— Begin RECORD LIST —

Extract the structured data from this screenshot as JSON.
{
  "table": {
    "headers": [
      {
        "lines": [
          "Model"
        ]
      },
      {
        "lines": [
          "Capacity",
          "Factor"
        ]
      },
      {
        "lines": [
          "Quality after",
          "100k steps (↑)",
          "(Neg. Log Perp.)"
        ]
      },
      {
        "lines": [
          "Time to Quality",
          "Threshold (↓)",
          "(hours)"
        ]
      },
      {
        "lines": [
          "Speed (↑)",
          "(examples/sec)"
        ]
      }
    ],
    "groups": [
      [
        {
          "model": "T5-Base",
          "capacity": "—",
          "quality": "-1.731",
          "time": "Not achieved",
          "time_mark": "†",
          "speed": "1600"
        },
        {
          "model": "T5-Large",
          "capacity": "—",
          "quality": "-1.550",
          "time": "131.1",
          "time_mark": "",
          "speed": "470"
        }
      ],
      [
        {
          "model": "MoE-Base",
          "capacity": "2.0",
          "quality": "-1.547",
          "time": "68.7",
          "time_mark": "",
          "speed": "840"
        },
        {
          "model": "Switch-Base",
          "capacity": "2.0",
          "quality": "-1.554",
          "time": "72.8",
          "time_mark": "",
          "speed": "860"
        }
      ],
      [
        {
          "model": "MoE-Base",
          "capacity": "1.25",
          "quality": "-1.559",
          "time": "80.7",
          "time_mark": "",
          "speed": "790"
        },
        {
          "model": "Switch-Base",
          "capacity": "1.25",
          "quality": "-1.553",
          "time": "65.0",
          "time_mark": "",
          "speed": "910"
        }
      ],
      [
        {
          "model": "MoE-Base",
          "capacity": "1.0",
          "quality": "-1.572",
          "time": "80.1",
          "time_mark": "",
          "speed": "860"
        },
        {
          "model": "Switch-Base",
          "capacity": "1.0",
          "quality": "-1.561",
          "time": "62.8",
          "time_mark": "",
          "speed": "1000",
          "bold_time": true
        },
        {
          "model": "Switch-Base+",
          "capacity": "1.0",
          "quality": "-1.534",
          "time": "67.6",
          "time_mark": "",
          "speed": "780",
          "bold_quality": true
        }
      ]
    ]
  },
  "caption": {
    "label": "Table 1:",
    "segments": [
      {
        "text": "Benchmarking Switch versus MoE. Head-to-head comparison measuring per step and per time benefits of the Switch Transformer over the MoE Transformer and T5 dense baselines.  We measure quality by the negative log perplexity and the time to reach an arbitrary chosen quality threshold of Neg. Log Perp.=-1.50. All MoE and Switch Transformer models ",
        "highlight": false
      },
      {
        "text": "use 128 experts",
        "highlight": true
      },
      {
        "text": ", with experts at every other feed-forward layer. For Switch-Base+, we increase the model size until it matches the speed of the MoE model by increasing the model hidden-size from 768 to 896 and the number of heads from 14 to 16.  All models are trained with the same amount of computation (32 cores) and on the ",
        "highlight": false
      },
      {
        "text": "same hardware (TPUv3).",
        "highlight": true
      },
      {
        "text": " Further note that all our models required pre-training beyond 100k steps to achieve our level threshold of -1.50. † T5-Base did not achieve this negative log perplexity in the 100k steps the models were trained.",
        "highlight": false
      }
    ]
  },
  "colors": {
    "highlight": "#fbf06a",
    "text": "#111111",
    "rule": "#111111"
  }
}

— End RECORD LIST —

__WORK REQUIRED__: Exactly reproduce all of the entries.

__COMPLETED TASK__:
Extract the structured data from this screenshot as JSON.
{
  "table": {
    "headers": [
      {
        "lines": [
          "Model"
        ]
      },
      {
        "lines": [
          "Capacity",
          "Factor"
        ]
      },
      {
        "lines": [
          "Quality after",
          "100k steps (↑)",
          "(Neg. Log Perp.)"
        ]
      },
      {
        "lines": [
          "Time to Quality",
          "Threshold (↓)",
          "(hours)"
        ]
      },
      {
        "lines": [
          "Speed (↑)",
          "(examples/sec)"
        ]
      }
    ],
    "groups": [
      [
        {
          "model": "T5-Base",
          "capacity": "—",
          "quality": "-1.731",
          "time": "Not achieved",
          "time_mark": "†",
          "speed": "1600"
        },
        {
          "model": "T5-Large",
          "capacity": "—",
          "quality": "-1.550",
          "time": "131.1",
          "time_mark": "",
          "speed": "470"
        }
      ],
      [
        {
          "model": "MoE-Base",
          "capacity": "2.0",
          "quality": "-1.547",
          "time": "68.7",
          "time_mark": "",
          "speed": "840"
        },
        {
          "model": "Switch-Base",
          "capacity": "2.0",
          "quality": "-1.554",
          "time": "72.8",
          "time_mark": "",
          "speed": "860"
        }
      ],
      [
        {
          "model": "MoE-Base",
          "capacity": "1.25",
          "quality": "-1.559",
          "time": "80.7",
          "time_mark": "",
          "speed": "790"
        },
        {
          "model": "Switch-Base",
          "capacity": "1.25",
          "quality": "-1.553",
          "time": "65.0",
          "time_mark": "",
          "speed": "910"
        }
      ],
      [
        {
          "model": "MoE-Base",
          "capacity": "1.0",
          "quality": "-1.572",
          "time": "80.1",
          "time_mark": "",
          "speed": "860"
        },
        {
          "model": "Switch-Base",
          "capacity": "1.0",
          "quality": "-1.561",
          "time": "62.8",
          "time_mark": "",
          "speed": "1000",
          "bold_time": true
        },
        {
          "model": "Switch-Base+",
          "capacity": "1.0",
          "quality": "-1.534",
          "time": "67.6",
          "time_mark": "",
          "speed": "780",
          "bold_quality": true
        }
      ]
    ]
  },
  "caption": {
    "label": "Table 1:",
    "segments": [
      {
        "text": "Benchmarking Switch versus MoE. Head-to-head comparison measuring per step and per time benefits of the Switch Transformer over the MoE Transformer and T5 dense baselines.  We measure quality by the negative log perplexity and the time to reach an arbitrary chosen quality threshold of Neg. Log Perp.=-1.50. All MoE and Switch Transformer models ",
        "highlight": false
      },
      {
        "text": "use 128 experts",
        "highlight": true
      },
      {
        "text": ", with experts at every other feed-forward layer. For Switch-Base+, we increase the model size until it matches the speed of the MoE model by increasing the model hidden-size from 768 to 896 and the number of heads from 14 to 16.  All models are trained with the same amount of computation (32 cores) and on the ",
        "highlight": false
      },
      {
        "text": "same hardware (TPUv3).",
        "highlight": true
      },
      {
        "text": " Further note that all our models required pre-training beyond 100k steps to achieve our level threshold of -1.50. † T5-Base did not achieve this negative log perplexity in the 100k steps the models were trained.",
        "highlight": false
      }
    ]
  },
  "colors": {
    "highlight": "#fbf06a",
    "text": "#111111",
    "rule": "#111111"
  }
}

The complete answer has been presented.